* begin SUPPLIED RECORDS *

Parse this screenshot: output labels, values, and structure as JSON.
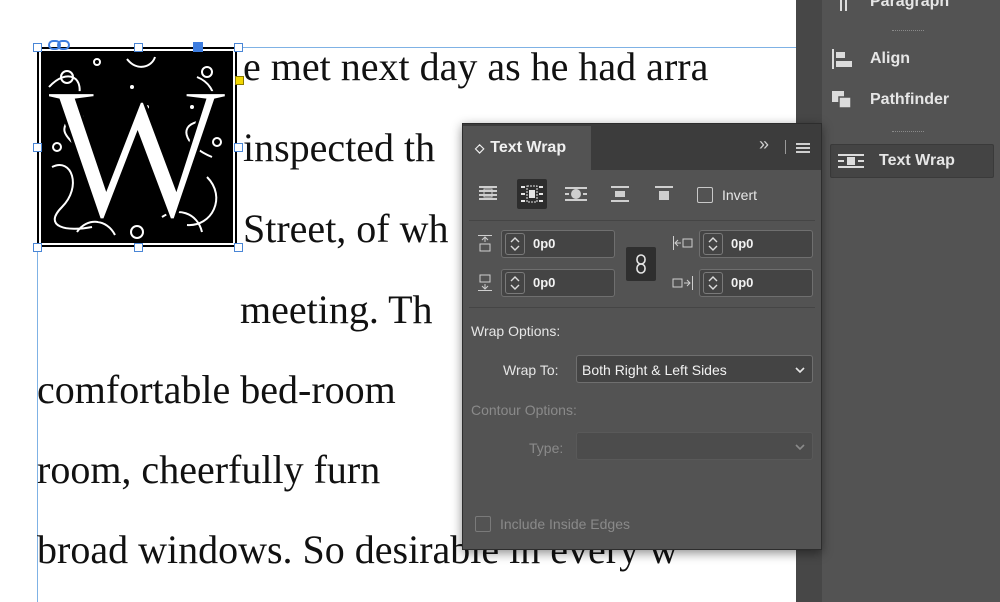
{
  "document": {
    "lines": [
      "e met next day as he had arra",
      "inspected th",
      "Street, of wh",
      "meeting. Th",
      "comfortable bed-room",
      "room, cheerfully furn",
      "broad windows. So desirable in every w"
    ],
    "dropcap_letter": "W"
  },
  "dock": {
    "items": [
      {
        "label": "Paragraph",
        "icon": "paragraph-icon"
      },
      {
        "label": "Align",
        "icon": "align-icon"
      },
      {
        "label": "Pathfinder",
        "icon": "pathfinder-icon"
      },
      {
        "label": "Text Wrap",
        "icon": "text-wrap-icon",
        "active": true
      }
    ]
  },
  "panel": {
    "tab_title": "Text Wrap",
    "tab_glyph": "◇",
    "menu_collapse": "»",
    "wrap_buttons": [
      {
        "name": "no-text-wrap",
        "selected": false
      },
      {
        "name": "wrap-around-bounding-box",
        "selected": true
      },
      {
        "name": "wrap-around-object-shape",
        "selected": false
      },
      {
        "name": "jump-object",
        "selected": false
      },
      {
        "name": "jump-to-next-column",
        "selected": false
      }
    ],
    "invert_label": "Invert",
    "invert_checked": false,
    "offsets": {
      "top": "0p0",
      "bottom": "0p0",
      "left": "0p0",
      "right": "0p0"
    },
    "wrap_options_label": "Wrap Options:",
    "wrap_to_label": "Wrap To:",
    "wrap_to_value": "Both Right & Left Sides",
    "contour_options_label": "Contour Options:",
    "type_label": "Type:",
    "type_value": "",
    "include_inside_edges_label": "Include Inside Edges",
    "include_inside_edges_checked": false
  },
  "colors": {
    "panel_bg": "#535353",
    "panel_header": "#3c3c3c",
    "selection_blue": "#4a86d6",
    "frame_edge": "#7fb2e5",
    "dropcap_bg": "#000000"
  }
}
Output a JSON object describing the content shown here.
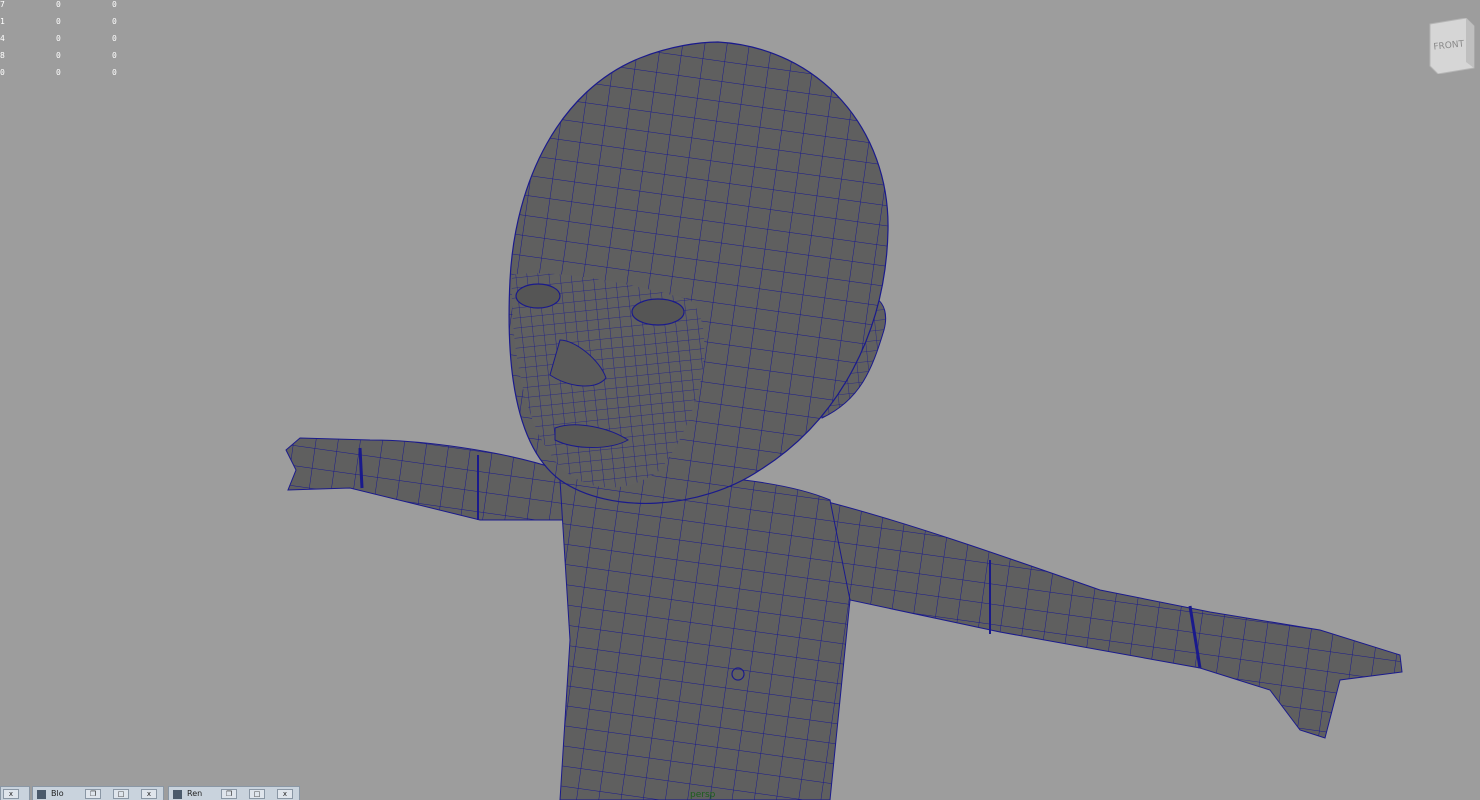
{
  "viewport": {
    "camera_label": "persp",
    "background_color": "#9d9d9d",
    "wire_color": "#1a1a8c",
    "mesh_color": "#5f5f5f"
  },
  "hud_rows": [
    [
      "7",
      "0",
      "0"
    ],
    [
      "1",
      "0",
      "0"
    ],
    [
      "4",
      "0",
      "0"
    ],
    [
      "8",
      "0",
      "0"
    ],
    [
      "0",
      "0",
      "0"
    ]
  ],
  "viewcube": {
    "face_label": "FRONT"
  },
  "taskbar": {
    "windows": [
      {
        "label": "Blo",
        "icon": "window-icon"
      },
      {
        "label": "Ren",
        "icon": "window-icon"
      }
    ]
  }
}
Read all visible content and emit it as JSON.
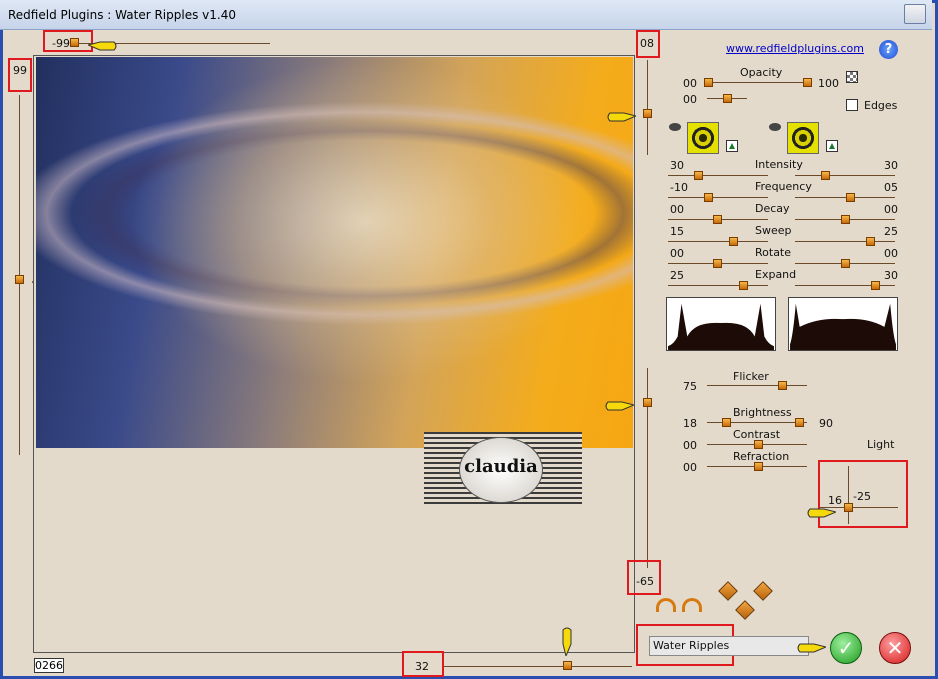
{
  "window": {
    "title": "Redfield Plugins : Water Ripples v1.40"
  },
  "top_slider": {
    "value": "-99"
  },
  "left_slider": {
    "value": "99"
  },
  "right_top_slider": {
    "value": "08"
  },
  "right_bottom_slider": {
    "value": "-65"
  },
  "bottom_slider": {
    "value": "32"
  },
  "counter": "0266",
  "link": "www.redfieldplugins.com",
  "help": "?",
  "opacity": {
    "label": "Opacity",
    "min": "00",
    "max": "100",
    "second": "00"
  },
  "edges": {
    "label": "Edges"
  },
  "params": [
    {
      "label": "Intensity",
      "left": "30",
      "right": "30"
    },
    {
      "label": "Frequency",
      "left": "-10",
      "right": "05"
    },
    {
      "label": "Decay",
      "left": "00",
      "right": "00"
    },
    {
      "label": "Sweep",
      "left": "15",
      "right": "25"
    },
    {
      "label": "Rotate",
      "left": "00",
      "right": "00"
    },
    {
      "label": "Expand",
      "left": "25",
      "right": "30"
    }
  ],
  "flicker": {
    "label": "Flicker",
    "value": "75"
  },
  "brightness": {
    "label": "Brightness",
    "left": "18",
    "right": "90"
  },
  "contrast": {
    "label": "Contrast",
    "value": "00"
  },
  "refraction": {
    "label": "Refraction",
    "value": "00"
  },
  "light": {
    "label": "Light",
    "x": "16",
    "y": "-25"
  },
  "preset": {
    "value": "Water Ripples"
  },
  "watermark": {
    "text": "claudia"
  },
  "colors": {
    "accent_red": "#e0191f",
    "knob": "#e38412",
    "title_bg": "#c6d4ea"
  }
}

* end SUPPLIED RECORDS *

▶ [STATED EXERCISE]:
Write out the full set of lines verbatim, without the pictures.

▶ [COMPLETED TASK]:
Parse this screenshot: output labels, values, and structure as JSON.
{
  "document": {
    "lines": [
      "e met next day as he had arra",
      "inspected th",
      "Street, of wh",
      "meeting. Th",
      "comfortable bed-room",
      "room, cheerfully furn",
      "broad windows. So desirable in every w"
    ],
    "dropcap_letter": "W"
  },
  "dock": {
    "items": [
      {
        "label": "Paragraph",
        "icon": "paragraph-icon"
      },
      {
        "label": "Align",
        "icon": "align-icon"
      },
      {
        "label": "Pathfinder",
        "icon": "pathfinder-icon"
      },
      {
        "label": "Text Wrap",
        "icon": "text-wrap-icon",
        "active": true
      }
    ]
  },
  "panel": {
    "tab_title": "Text Wrap",
    "tab_glyph": "◇",
    "menu_collapse": "»",
    "wrap_buttons": [
      {
        "name": "no-text-wrap",
        "selected": false
      },
      {
        "name": "wrap-around-bounding-box",
        "selected": true
      },
      {
        "name": "wrap-around-object-shape",
        "selected": false
      },
      {
        "name": "jump-object",
        "selected": false
      },
      {
        "name": "jump-to-next-column",
        "selected": false
      }
    ],
    "invert_label": "Invert",
    "invert_checked": false,
    "offsets": {
      "top": "0p0",
      "bottom": "0p0",
      "left": "0p0",
      "right": "0p0"
    },
    "wrap_options_label": "Wrap Options:",
    "wrap_to_label": "Wrap To:",
    "wrap_to_value": "Both Right & Left Sides",
    "contour_options_label": "Contour Options:",
    "type_label": "Type:",
    "type_value": "",
    "include_inside_edges_label": "Include Inside Edges",
    "include_inside_edges_checked": false
  },
  "colors": {
    "panel_bg": "#535353",
    "panel_header": "#3c3c3c",
    "selection_blue": "#4a86d6",
    "frame_edge": "#7fb2e5",
    "dropcap_bg": "#000000"
  }
}
Output a JSON object describing the content shown here.
{
  "viewport": {
    "camera_label": "persp",
    "background_color": "#9d9d9d",
    "wire_color": "#1a1a8c",
    "mesh_color": "#5f5f5f"
  },
  "hud_rows": [
    [
      "7",
      "0",
      "0"
    ],
    [
      "1",
      "0",
      "0"
    ],
    [
      "4",
      "0",
      "0"
    ],
    [
      "8",
      "0",
      "0"
    ],
    [
      "0",
      "0",
      "0"
    ]
  ],
  "viewcube": {
    "face_label": "FRONT"
  },
  "taskbar": {
    "windows": [
      {
        "label": "Blo",
        "icon": "window-icon"
      },
      {
        "label": "Ren",
        "icon": "window-icon"
      }
    ]
  }
}
Read all visible content and emit it as JSON.
{
  "window": {
    "title": "Redfield Plugins : Water Ripples v1.40"
  },
  "top_slider": {
    "value": "-99"
  },
  "left_slider": {
    "value": "99"
  },
  "right_top_slider": {
    "value": "08"
  },
  "right_bottom_slider": {
    "value": "-65"
  },
  "bottom_slider": {
    "value": "32"
  },
  "counter": "0266",
  "link": "www.redfieldplugins.com",
  "help": "?",
  "opacity": {
    "label": "Opacity",
    "min": "00",
    "max": "100",
    "second": "00"
  },
  "edges": {
    "label": "Edges"
  },
  "params": [
    {
      "label": "Intensity",
      "left": "30",
      "right": "30"
    },
    {
      "label": "Frequency",
      "left": "-10",
      "right": "05"
    },
    {
      "label": "Decay",
      "left": "00",
      "right": "00"
    },
    {
      "label": "Sweep",
      "left": "15",
      "right": "25"
    },
    {
      "label": "Rotate",
      "left": "00",
      "right": "00"
    },
    {
      "label": "Expand",
      "left": "25",
      "right": "30"
    }
  ],
  "flicker": {
    "label": "Flicker",
    "value": "75"
  },
  "brightness": {
    "label": "Brightness",
    "left": "18",
    "right": "90"
  },
  "contrast": {
    "label": "Contrast",
    "value": "00"
  },
  "refraction": {
    "label": "Refraction",
    "value": "00"
  },
  "light": {
    "label": "Light",
    "x": "16",
    "y": "-25"
  },
  "preset": {
    "value": "Water Ripples"
  },
  "watermark": {
    "text": "claudia"
  },
  "colors": {
    "accent_red": "#e0191f",
    "knob": "#e38412",
    "title_bg": "#c6d4ea"
  }
}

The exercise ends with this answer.